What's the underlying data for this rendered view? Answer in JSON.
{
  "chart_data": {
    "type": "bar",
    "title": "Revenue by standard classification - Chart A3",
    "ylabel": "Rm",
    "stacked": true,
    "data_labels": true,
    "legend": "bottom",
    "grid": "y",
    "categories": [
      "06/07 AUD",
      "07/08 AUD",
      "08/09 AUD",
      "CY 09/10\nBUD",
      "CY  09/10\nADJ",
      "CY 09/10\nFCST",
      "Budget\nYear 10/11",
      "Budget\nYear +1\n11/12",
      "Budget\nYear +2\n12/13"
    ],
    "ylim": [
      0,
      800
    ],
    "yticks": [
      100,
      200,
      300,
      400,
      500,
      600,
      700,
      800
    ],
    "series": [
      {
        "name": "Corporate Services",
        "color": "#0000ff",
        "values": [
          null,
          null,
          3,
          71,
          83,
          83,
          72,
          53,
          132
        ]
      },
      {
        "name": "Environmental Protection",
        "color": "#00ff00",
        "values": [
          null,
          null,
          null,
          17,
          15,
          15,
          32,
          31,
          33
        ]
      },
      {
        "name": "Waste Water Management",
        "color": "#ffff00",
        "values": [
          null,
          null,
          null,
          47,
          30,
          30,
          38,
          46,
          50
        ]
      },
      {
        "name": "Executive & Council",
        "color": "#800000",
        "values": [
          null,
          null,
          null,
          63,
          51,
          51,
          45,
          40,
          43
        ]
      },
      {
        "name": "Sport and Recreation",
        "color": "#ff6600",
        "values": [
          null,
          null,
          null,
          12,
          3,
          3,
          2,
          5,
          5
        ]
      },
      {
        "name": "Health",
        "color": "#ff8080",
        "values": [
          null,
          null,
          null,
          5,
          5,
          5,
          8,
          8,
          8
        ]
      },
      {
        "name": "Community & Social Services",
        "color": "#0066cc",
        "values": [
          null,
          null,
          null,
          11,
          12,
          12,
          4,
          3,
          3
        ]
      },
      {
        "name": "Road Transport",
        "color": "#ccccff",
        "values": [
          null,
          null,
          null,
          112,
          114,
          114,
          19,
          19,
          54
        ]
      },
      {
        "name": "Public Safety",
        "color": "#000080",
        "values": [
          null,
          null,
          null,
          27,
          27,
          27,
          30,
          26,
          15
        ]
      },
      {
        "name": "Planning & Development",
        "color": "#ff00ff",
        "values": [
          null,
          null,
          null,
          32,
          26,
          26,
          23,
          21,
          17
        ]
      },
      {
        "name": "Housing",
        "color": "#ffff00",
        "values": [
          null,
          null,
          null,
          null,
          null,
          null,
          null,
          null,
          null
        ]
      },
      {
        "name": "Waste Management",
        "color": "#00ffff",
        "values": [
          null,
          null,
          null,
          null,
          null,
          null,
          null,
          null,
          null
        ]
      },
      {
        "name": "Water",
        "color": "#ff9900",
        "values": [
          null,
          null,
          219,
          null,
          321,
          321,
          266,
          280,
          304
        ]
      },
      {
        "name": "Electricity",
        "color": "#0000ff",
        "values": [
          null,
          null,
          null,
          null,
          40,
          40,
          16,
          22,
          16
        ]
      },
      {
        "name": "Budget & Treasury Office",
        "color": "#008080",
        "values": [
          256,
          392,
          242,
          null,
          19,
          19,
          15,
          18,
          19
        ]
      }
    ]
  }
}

* WORK REQUIRED *
Each line must be given again exactly as written above.

* ANSWER TO THE PROBLEM *
What's the underlying data for this rendered view? Answer in JSON.
{
  "chart_data": {
    "type": "bar",
    "title": "Revenue by standard classification - Chart A3",
    "ylabel": "Rm",
    "stacked": true,
    "data_labels": true,
    "legend": "bottom",
    "grid": "y",
    "categories": [
      "06/07 AUD",
      "07/08 AUD",
      "08/09 AUD",
      "CY 09/10\nBUD",
      "CY  09/10\nADJ",
      "CY 09/10\nFCST",
      "Budget\nYear 10/11",
      "Budget\nYear +1\n11/12",
      "Budget\nYear +2\n12/13"
    ],
    "ylim": [
      0,
      800
    ],
    "yticks": [
      100,
      200,
      300,
      400,
      500,
      600,
      700,
      800
    ],
    "series": [
      {
        "name": "Corporate Services",
        "color": "#0000ff",
        "values": [
          null,
          null,
          3,
          71,
          83,
          83,
          72,
          53,
          132
        ]
      },
      {
        "name": "Environmental Protection",
        "color": "#00ff00",
        "values": [
          null,
          null,
          null,
          17,
          15,
          15,
          32,
          31,
          33
        ]
      },
      {
        "name": "Waste Water Management",
        "color": "#ffff00",
        "values": [
          null,
          null,
          null,
          47,
          30,
          30,
          38,
          46,
          50
        ]
      },
      {
        "name": "Executive & Council",
        "color": "#800000",
        "values": [
          null,
          null,
          null,
          63,
          51,
          51,
          45,
          40,
          43
        ]
      },
      {
        "name": "Sport and Recreation",
        "color": "#ff6600",
        "values": [
          null,
          null,
          null,
          12,
          3,
          3,
          2,
          5,
          5
        ]
      },
      {
        "name": "Health",
        "color": "#ff8080",
        "values": [
          null,
          null,
          null,
          5,
          5,
          5,
          8,
          8,
          8
        ]
      },
      {
        "name": "Community & Social Services",
        "color": "#0066cc",
        "values": [
          null,
          null,
          null,
          11,
          12,
          12,
          4,
          3,
          3
        ]
      },
      {
        "name": "Road Transport",
        "color": "#ccccff",
        "values": [
          null,
          null,
          null,
          112,
          114,
          114,
          19,
          19,
          54
        ]
      },
      {
        "name": "Public Safety",
        "color": "#000080",
        "values": [
          null,
          null,
          null,
          27,
          27,
          27,
          30,
          26,
          15
        ]
      },
      {
        "name": "Planning & Development",
        "color": "#ff00ff",
        "values": [
          null,
          null,
          null,
          32,
          26,
          26,
          23,
          21,
          17
        ]
      },
      {
        "name": "Housing",
        "color": "#ffff00",
        "values": [
          null,
          null,
          null,
          null,
          null,
          null,
          null,
          null,
          null
        ]
      },
      {
        "name": "Waste Management",
        "color": "#00ffff",
        "values": [
          null,
          null,
          null,
          null,
          null,
          null,
          null,
          null,
          null
        ]
      },
      {
        "name": "Water",
        "color": "#ff9900",
        "values": [
          null,
          null,
          219,
          null,
          321,
          321,
          266,
          280,
          304
        ]
      },
      {
        "name": "Electricity",
        "color": "#0000ff",
        "values": [
          null,
          null,
          null,
          null,
          40,
          40,
          16,
          22,
          16
        ]
      },
      {
        "name": "Budget & Treasury Office",
        "color": "#008080",
        "values": [
          256,
          392,
          242,
          null,
          19,
          19,
          15,
          18,
          19
        ]
      }
    ]
  }
}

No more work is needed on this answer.